And though terms may be similar in “senate” and “republic” the worldview behind the Constitution is not derived from Roman philosophy. Augustine’s Christian view of a fallen human nature is not like what we find in the classical Greek and Roman world. Plato’s “Protagoras” presents an illuminating dialogue between Socrates and Protagoras on the origins of sin. Socrates asserts, “…when people make erroneous choices between pleasures and pains—that is, between good and evil—their mistake is due to a lack of knowledge…” The classical thinkers believed we lacked knowledge to do good, but were good by nature. Christians know we are bad.
It is accurate, as noted by Steven Green, that there is a connection between the Enlightenment and this understanding of human nature, but it is not directly linked to the American Revolution. Enlightenment thinkers embraced pre-Christian paganism as they rejected the Christian notion of the Fall. Both ancient pagans and Enlightenment thinkers perceived humans as inherently free. This concept is evident in Locke’s “tabula rasa” and later echoed in Rousseau’s famous phrase, “Man is born free, but everywhere he is in chains.” In an article for the Imaginative Conservative, Louis Markos traces the influence of Plato to the enlightenment thinker Rousseau and then down the subsequent path leading to the French Revolution, an event greatly inspired by Rousseau’s own writings. e The American Revolution was not of the Enlightenment.
“To see Locke as the philosopher of the American Revolution is to misread history. ” writes Rushdoony, “Where Locke defended liberty and property, he was widely quoted; where he championed majoritarianism, he was bypassed. The Americans, at every point, culled passages from widely divergent authorities to buttress each particular position without any departure from their own.” f
Contrary to classical notions of man-centered republicanism or it’s enlightenment rebirth in the social contract theory, American constitutionalism was historic Christian Feudalism for a Christian society, based on the Biblical concept of the limitation and division of all powers and the denial of divinity to the human order. The Constitution was the product and liberty tradition of free Christian Englishmen.
The deliberate absence of explicit references to Christianity in the Constitution was not intended to exclude Christian identity. On the contrary, the philosophical foundation of the American system is rooted in the Christian worldview. The primary aim was to prevent the federal government from interfering with existing state and local churches. The states, which already embraced Christian principles in their legal frameworks, staunchly safeguarded their own religious autonomy. Again, an idea that can be traced back to English Christian tradition rather than enlightenment philosophy. Americans having staved off the British Parliament, re-lived the 13th century conflict with King John, and sought to restore the “Great Charter of Freedoms” for the Englishmen in the New World.
A New Story
Thus the constitution serves as a link in the chain of Christendom’s progress for human freedom – one that goes from Calvary to Glastonbury g through Lindisfarne and Canterbury, one defended by great kings like Alfred and great bishops like Anselm.

» Data lines

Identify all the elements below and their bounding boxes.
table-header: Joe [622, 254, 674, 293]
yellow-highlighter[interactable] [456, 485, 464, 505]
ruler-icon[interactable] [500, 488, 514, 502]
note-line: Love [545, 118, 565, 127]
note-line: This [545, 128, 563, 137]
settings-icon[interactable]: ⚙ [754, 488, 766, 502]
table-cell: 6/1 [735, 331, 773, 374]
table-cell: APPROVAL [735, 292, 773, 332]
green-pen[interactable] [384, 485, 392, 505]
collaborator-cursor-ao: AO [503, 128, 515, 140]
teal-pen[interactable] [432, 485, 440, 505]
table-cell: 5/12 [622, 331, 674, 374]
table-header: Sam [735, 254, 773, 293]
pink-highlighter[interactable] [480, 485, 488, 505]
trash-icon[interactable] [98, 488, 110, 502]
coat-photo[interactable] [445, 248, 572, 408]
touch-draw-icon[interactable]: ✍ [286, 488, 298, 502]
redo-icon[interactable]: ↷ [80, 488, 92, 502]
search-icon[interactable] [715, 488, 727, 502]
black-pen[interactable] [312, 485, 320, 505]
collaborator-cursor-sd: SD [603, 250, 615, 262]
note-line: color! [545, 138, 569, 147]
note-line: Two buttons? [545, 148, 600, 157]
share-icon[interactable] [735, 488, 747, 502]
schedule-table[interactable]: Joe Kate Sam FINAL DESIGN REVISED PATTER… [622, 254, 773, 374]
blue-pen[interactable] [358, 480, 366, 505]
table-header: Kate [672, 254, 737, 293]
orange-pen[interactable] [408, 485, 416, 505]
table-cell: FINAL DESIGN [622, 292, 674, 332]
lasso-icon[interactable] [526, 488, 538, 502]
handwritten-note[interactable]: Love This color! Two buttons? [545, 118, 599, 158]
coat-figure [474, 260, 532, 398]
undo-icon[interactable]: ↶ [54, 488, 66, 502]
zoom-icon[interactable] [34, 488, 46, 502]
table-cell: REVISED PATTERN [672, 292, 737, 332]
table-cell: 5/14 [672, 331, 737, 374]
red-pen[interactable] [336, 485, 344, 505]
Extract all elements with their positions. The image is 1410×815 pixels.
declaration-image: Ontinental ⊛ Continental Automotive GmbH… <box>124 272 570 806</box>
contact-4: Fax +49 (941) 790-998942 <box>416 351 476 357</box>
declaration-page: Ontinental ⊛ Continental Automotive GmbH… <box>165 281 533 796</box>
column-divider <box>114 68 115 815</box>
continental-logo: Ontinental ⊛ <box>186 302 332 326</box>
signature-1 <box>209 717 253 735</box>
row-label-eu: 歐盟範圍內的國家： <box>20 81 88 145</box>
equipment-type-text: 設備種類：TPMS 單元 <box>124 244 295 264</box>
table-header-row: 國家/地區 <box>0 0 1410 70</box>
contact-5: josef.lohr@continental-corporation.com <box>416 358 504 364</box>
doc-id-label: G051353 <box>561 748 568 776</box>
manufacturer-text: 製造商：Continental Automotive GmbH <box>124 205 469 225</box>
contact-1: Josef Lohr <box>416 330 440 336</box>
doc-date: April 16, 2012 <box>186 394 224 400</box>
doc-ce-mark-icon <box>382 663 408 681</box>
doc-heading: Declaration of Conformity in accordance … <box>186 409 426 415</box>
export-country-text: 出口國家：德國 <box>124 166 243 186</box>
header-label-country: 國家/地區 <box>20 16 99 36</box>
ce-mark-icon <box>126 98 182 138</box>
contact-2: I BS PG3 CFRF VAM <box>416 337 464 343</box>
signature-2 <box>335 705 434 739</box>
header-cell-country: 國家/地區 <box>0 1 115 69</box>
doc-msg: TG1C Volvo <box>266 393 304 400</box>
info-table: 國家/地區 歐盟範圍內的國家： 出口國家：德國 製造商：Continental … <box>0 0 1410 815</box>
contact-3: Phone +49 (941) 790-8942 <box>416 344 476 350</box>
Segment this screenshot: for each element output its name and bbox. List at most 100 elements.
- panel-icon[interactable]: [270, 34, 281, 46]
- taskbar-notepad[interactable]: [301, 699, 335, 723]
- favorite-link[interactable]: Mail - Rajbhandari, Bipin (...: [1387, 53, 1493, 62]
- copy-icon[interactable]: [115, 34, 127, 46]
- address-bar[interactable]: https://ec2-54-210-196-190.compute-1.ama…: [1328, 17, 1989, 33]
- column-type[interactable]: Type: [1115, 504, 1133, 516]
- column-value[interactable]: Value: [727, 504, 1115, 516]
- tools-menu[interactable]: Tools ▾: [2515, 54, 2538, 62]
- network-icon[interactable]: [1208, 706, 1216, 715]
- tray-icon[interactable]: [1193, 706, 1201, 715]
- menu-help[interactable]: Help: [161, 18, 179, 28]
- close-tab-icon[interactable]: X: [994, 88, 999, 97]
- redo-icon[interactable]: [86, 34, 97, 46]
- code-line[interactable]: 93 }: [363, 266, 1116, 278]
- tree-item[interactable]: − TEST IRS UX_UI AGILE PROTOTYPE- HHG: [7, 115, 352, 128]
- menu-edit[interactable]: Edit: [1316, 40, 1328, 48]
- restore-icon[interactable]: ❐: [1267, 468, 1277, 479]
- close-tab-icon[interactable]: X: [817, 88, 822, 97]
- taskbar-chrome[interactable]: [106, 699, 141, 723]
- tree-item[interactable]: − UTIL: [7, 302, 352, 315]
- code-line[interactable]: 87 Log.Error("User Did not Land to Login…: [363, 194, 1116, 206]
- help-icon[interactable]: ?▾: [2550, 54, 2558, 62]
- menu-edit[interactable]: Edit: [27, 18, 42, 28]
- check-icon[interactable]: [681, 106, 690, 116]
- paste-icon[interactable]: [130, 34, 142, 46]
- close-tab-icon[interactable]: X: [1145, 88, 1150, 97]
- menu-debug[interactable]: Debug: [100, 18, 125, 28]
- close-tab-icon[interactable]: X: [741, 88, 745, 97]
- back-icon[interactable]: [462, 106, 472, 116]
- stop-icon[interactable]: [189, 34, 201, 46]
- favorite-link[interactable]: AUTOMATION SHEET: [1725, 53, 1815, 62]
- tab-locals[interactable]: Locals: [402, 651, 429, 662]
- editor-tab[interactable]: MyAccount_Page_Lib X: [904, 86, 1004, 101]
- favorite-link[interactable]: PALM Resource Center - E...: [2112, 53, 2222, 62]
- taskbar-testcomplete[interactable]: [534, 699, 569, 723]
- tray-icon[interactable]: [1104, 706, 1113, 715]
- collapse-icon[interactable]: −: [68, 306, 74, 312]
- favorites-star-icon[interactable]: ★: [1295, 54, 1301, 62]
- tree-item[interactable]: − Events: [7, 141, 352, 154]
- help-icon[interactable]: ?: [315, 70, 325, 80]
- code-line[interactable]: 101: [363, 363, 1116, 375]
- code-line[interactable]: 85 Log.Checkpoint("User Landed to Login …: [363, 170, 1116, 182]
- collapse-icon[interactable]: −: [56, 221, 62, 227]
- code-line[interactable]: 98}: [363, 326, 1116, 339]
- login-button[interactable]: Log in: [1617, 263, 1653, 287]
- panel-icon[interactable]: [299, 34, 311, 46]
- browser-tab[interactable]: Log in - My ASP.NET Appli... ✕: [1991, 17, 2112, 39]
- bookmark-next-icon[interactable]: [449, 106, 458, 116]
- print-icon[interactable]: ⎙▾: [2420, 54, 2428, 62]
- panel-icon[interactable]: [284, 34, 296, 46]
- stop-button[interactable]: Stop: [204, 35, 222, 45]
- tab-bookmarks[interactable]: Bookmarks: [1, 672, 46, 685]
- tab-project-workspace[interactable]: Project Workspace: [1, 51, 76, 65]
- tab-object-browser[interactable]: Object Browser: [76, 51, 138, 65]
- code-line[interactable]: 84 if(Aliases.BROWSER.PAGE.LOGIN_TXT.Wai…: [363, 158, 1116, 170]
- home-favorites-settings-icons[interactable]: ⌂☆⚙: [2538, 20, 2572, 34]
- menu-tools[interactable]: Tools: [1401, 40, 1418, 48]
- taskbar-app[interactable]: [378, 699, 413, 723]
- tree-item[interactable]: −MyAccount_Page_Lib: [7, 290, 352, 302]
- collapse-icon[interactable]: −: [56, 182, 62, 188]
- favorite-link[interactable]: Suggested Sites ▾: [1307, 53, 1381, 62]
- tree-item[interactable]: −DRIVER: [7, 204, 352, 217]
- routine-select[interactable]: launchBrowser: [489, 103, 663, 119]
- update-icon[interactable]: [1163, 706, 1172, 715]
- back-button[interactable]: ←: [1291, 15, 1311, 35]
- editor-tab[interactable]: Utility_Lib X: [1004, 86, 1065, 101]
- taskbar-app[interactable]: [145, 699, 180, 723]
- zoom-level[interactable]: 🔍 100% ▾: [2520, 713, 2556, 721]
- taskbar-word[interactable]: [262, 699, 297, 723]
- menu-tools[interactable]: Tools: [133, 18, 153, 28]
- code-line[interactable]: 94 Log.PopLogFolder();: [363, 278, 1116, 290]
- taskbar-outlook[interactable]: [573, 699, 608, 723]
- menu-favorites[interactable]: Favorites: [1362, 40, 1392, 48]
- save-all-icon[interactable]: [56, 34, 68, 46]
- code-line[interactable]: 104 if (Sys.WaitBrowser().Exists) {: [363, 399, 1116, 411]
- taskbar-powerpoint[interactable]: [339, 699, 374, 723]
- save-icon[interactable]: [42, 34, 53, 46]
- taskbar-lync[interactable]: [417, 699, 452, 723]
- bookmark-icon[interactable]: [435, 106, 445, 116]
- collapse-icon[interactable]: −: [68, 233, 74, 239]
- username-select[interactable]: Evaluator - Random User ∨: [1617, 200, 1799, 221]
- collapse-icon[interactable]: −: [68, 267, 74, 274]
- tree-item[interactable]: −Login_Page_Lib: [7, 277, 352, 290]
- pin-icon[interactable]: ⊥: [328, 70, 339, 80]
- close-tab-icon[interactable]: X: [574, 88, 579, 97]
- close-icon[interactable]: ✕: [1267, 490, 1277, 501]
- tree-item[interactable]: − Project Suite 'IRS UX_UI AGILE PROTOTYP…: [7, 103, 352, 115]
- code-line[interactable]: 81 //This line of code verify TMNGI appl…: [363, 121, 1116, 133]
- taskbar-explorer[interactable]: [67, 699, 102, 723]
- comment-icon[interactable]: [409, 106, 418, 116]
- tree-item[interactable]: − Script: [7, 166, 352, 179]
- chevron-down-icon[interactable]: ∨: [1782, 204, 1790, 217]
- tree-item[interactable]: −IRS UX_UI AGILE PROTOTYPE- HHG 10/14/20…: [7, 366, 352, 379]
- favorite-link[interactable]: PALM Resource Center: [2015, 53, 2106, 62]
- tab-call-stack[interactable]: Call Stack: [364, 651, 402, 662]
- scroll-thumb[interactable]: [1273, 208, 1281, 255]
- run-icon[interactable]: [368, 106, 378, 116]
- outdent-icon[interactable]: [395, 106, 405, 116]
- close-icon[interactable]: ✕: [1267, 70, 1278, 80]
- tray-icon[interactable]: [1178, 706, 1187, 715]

» Set of tasks
- a) Answer these questions using the passage on the Constitution's worldview:
(i) Which dialogue by Plato does it cite?
(ii) What phrase of Rousseau does it quote?
(iii) With which king does it say Americans re-lived a 13th-century conflict?
- b) Reproduce the passage on the Constitution's worldview from "It is accurate, as" up to and including "of the Enlightenment.".
The records were taken from a separate source.

» Answer set
- a)
(i) "Protagoras"
(ii) "Man is born free, but everywhere he is in chains."
(iii) King John

- b)
It is accurate, as noted by Steven Green, that there is a connection between the Enlightenment and this understanding of human nature, but it is not directly linked to the American Revolution. Enlightenment thinkers embraced pre-Christian paganism as they rejected the Christian notion of the Fall. Both ancient pagans and Enlightenment thinkers perceived humans as inherently free. This concept is evident in Locke’s “tabula rasa” and later echoed in Rousseau’s famous phrase, “Man is born free, but everywhere he is in chains.” In an article for the Imaginative Conservative, Louis Markos traces the influence of Plato to the enlightenment thinker Rousseau and then down the subsequent path leading to the French Revolution, an event greatly inspired by Rousseau’s own writings. e The American Revolution was not of the Enlightenment.